(Data records)
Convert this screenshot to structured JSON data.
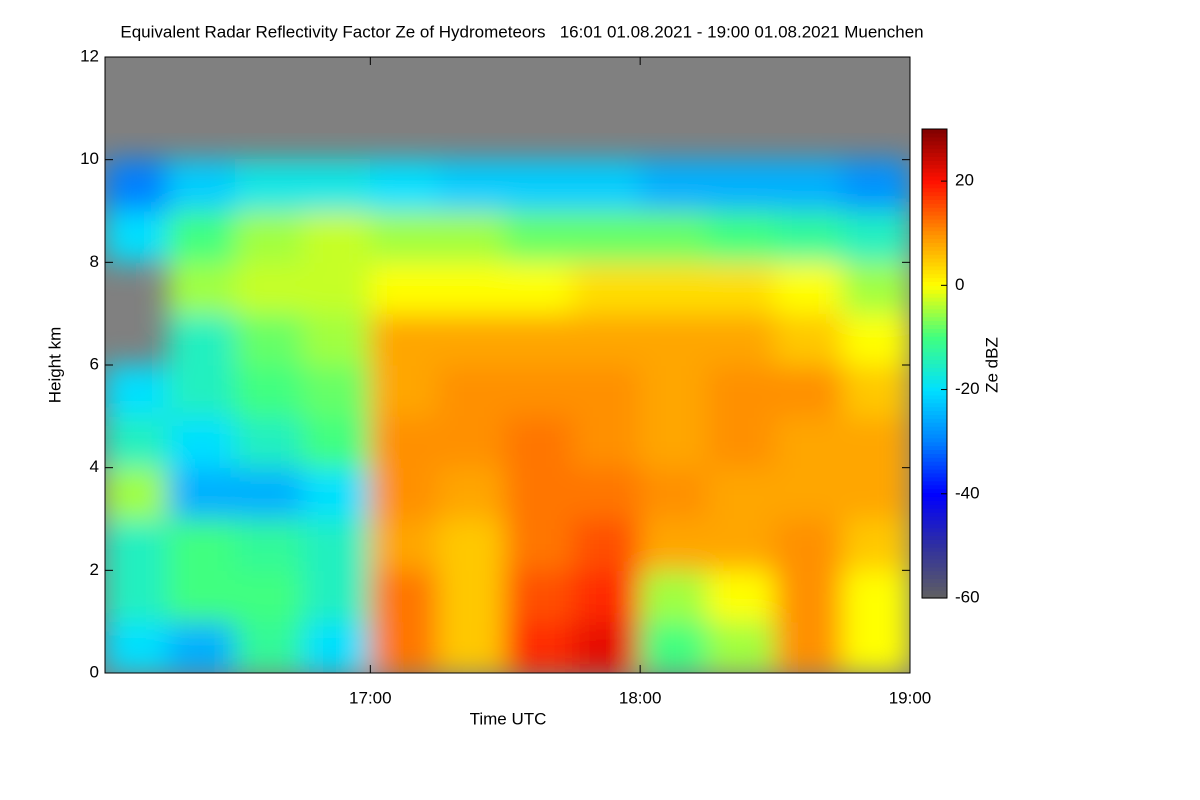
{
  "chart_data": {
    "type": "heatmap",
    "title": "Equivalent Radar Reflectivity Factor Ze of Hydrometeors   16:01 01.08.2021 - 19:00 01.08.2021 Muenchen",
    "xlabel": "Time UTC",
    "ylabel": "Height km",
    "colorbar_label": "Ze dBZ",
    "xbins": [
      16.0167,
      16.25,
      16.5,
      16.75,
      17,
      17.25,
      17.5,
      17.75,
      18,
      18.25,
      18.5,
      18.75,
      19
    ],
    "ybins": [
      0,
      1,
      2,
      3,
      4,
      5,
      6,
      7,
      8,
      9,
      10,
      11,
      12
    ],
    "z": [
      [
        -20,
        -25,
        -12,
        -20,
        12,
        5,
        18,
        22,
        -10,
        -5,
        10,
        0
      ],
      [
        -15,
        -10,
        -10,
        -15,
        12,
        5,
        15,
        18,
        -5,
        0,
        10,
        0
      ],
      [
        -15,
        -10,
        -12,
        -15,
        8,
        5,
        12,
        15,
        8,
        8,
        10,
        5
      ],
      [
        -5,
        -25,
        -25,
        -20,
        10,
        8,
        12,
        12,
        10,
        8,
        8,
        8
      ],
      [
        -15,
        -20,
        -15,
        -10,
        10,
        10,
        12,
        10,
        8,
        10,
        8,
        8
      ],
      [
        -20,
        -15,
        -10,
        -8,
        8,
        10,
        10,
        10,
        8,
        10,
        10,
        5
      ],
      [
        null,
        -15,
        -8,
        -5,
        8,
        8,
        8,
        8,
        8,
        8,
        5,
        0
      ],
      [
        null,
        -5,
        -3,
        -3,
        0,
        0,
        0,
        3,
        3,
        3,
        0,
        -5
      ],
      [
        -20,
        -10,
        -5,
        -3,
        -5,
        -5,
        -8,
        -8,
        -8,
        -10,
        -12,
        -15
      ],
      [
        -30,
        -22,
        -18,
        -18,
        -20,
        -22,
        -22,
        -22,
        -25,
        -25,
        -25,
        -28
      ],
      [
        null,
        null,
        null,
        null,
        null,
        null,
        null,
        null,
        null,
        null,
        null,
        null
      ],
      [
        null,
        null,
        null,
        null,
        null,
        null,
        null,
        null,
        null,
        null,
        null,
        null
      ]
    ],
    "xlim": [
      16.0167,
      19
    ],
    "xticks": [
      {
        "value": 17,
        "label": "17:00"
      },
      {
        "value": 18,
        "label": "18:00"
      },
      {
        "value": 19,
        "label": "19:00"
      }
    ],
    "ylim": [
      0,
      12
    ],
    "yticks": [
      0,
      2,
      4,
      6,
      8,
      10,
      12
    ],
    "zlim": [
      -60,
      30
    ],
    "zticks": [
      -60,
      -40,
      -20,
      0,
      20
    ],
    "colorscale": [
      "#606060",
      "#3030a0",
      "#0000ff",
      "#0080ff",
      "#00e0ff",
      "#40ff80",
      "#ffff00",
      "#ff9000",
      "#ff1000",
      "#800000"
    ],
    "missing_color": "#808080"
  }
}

WHAT YOU ARE ASKED TO DO » Transcribe all of the material exactly, leaving out whatever pictures it contains.

SOLUTION TO THIS EXERCISE »
Convert this screenshot to structured JSON data.
{
  "chart_data": {
    "type": "heatmap",
    "title": "Equivalent Radar Reflectivity Factor Ze of Hydrometeors   16:01 01.08.2021 - 19:00 01.08.2021 Muenchen",
    "xlabel": "Time UTC",
    "ylabel": "Height km",
    "colorbar_label": "Ze dBZ",
    "xbins": [
      16.0167,
      16.25,
      16.5,
      16.75,
      17,
      17.25,
      17.5,
      17.75,
      18,
      18.25,
      18.5,
      18.75,
      19
    ],
    "ybins": [
      0,
      1,
      2,
      3,
      4,
      5,
      6,
      7,
      8,
      9,
      10,
      11,
      12
    ],
    "z": [
      [
        -20,
        -25,
        -12,
        -20,
        12,
        5,
        18,
        22,
        -10,
        -5,
        10,
        0
      ],
      [
        -15,
        -10,
        -10,
        -15,
        12,
        5,
        15,
        18,
        -5,
        0,
        10,
        0
      ],
      [
        -15,
        -10,
        -12,
        -15,
        8,
        5,
        12,
        15,
        8,
        8,
        10,
        5
      ],
      [
        -5,
        -25,
        -25,
        -20,
        10,
        8,
        12,
        12,
        10,
        8,
        8,
        8
      ],
      [
        -15,
        -20,
        -15,
        -10,
        10,
        10,
        12,
        10,
        8,
        10,
        8,
        8
      ],
      [
        -20,
        -15,
        -10,
        -8,
        8,
        10,
        10,
        10,
        8,
        10,
        10,
        5
      ],
      [
        null,
        -15,
        -8,
        -5,
        8,
        8,
        8,
        8,
        8,
        8,
        5,
        0
      ],
      [
        null,
        -5,
        -3,
        -3,
        0,
        0,
        0,
        3,
        3,
        3,
        0,
        -5
      ],
      [
        -20,
        -10,
        -5,
        -3,
        -5,
        -5,
        -8,
        -8,
        -8,
        -10,
        -12,
        -15
      ],
      [
        -30,
        -22,
        -18,
        -18,
        -20,
        -22,
        -22,
        -22,
        -25,
        -25,
        -25,
        -28
      ],
      [
        null,
        null,
        null,
        null,
        null,
        null,
        null,
        null,
        null,
        null,
        null,
        null
      ],
      [
        null,
        null,
        null,
        null,
        null,
        null,
        null,
        null,
        null,
        null,
        null,
        null
      ]
    ],
    "xlim": [
      16.0167,
      19
    ],
    "xticks": [
      {
        "value": 17,
        "label": "17:00"
      },
      {
        "value": 18,
        "label": "18:00"
      },
      {
        "value": 19,
        "label": "19:00"
      }
    ],
    "ylim": [
      0,
      12
    ],
    "yticks": [
      0,
      2,
      4,
      6,
      8,
      10,
      12
    ],
    "zlim": [
      -60,
      30
    ],
    "zticks": [
      -60,
      -40,
      -20,
      0,
      20
    ],
    "colorscale": [
      "#606060",
      "#3030a0",
      "#0000ff",
      "#0080ff",
      "#00e0ff",
      "#40ff80",
      "#ffff00",
      "#ff9000",
      "#ff1000",
      "#800000"
    ],
    "missing_color": "#808080"
  }
}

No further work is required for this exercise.